EXERCISE REQUIREMENTS: Scan the data beneath this task and copy each line that includes "JSON".

* BEGIN RAW DATA *

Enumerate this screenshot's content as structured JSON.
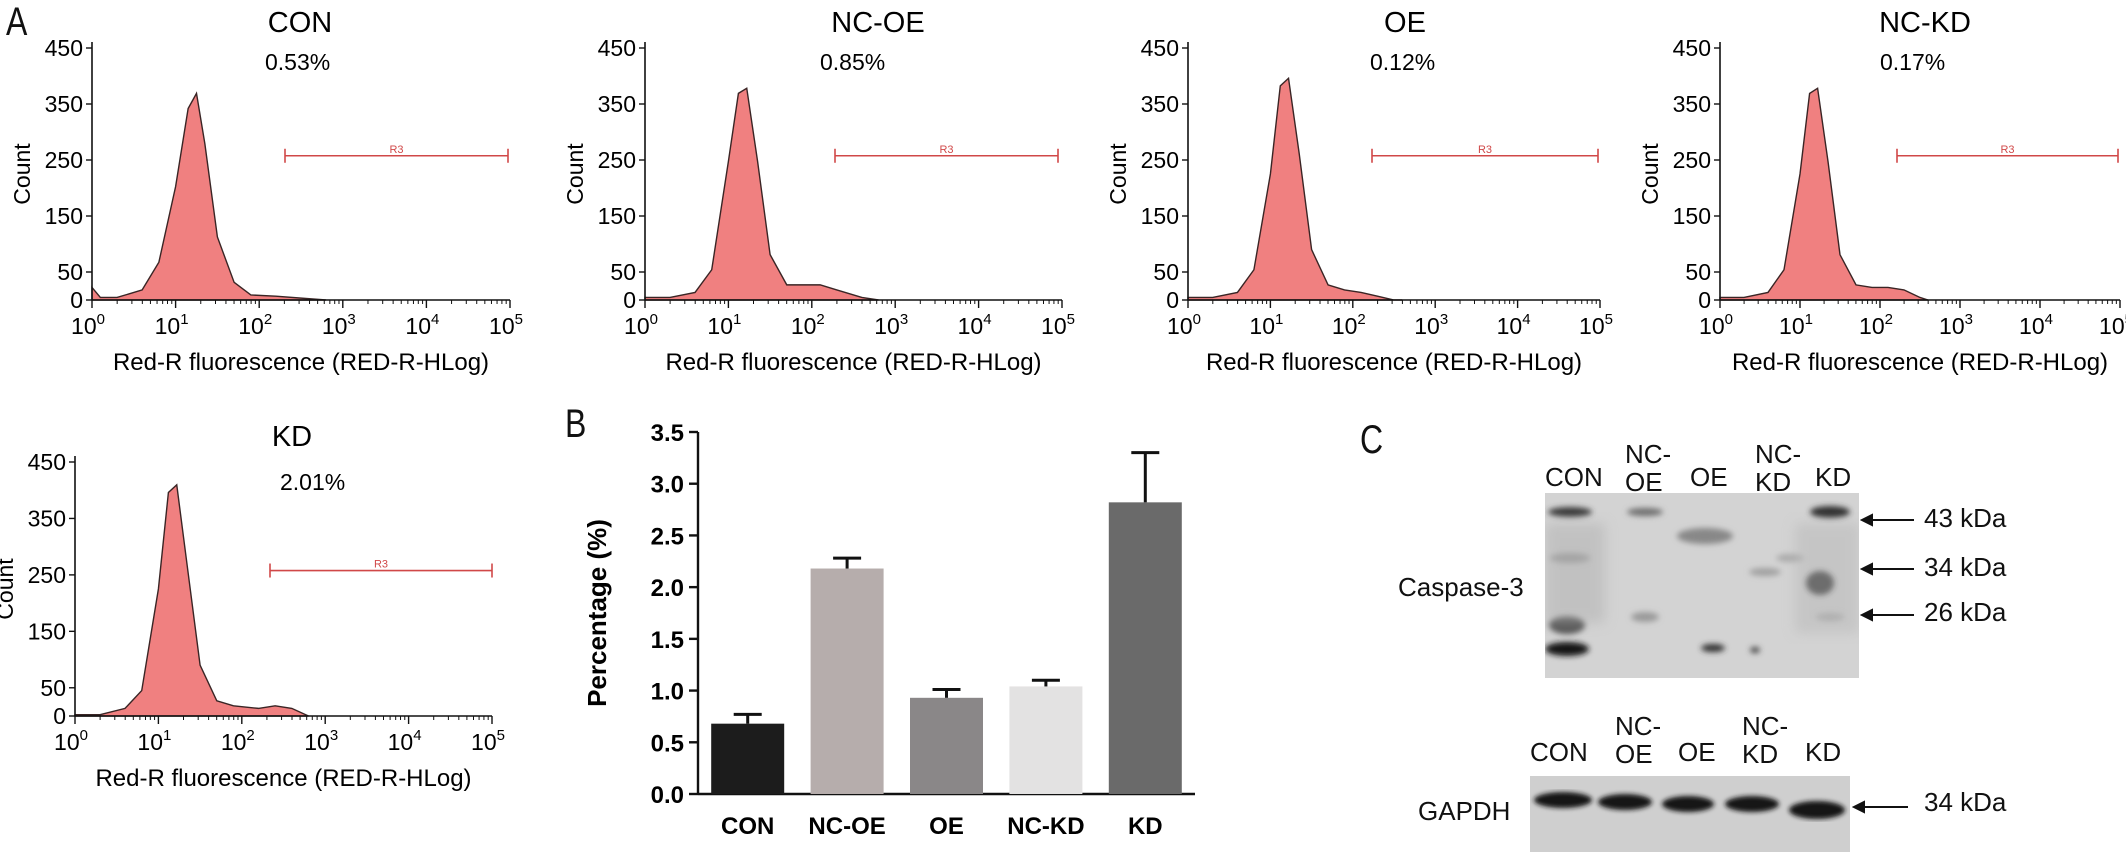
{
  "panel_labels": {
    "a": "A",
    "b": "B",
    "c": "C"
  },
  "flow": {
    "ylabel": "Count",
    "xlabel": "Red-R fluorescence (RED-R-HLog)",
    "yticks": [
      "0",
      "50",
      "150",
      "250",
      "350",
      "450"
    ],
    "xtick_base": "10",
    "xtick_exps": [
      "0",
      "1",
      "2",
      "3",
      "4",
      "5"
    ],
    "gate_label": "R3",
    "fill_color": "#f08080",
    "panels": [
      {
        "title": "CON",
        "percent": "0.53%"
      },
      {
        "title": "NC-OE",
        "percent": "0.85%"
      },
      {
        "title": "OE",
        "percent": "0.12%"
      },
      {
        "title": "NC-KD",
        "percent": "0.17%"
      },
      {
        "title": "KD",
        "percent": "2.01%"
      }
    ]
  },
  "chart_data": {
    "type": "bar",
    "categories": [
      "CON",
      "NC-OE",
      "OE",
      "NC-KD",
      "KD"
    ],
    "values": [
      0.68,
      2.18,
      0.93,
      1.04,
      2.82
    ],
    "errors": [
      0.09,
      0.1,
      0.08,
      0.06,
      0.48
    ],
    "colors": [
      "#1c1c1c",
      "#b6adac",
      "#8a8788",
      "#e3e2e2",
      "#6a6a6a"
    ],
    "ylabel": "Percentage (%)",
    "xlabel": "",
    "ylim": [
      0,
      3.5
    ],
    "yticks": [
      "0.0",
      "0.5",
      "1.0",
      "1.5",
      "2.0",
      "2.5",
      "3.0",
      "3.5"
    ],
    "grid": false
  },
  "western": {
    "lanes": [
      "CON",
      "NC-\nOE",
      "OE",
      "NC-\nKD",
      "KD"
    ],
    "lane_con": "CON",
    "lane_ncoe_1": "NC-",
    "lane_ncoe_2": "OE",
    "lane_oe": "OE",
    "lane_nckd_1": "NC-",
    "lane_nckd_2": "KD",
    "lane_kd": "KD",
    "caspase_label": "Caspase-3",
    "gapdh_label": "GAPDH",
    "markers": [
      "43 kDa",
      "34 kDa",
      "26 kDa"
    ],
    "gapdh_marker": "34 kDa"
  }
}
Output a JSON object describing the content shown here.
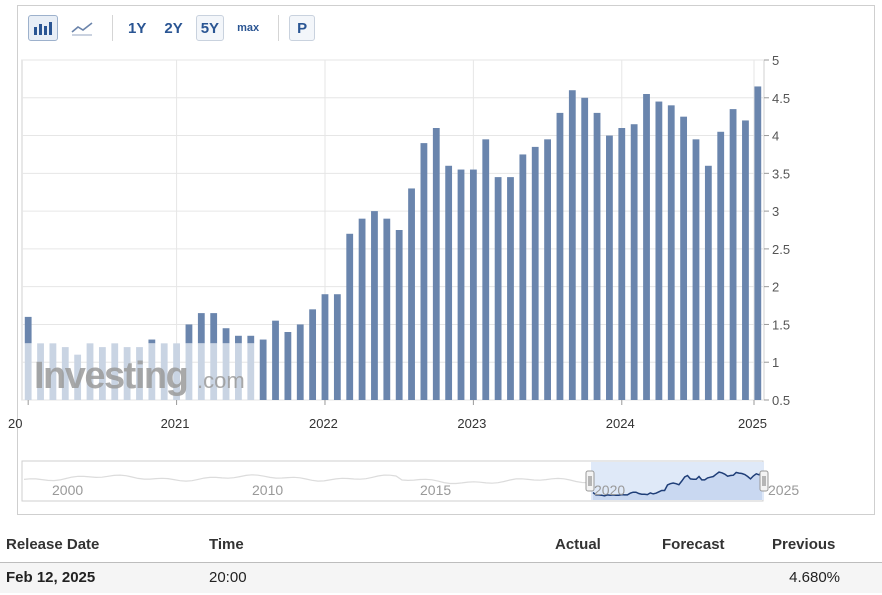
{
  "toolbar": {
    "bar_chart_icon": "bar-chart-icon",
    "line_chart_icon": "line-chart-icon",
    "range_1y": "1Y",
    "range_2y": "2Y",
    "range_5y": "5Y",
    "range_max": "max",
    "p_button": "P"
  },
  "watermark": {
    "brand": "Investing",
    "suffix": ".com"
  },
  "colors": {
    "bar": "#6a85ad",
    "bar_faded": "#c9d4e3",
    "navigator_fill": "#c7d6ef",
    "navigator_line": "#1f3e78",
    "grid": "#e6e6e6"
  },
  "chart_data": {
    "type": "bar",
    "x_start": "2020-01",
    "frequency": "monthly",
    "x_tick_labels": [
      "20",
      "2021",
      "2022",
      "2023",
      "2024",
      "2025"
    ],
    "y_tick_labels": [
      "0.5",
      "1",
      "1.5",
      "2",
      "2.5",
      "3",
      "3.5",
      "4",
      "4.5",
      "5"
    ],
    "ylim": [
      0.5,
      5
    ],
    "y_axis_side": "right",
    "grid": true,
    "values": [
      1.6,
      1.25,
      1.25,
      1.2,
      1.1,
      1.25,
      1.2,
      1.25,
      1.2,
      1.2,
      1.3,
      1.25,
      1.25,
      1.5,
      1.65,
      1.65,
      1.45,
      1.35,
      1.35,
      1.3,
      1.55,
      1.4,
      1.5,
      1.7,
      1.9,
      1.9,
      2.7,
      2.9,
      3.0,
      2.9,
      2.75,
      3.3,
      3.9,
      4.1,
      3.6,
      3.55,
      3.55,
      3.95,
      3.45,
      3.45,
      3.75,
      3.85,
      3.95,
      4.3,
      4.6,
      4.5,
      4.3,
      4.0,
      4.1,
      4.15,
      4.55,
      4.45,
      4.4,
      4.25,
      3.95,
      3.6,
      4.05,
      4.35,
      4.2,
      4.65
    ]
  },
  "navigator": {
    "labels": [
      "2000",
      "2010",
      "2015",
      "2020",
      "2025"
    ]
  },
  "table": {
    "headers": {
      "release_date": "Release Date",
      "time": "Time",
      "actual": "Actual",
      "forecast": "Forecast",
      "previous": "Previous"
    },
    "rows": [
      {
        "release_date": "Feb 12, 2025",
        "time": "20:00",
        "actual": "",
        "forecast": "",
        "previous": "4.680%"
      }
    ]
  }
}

* END RAW DATA *

WORKED ANSWER:
Enumerate this screenshot's content as structured JSON.
Output a JSON object describing the content shown here.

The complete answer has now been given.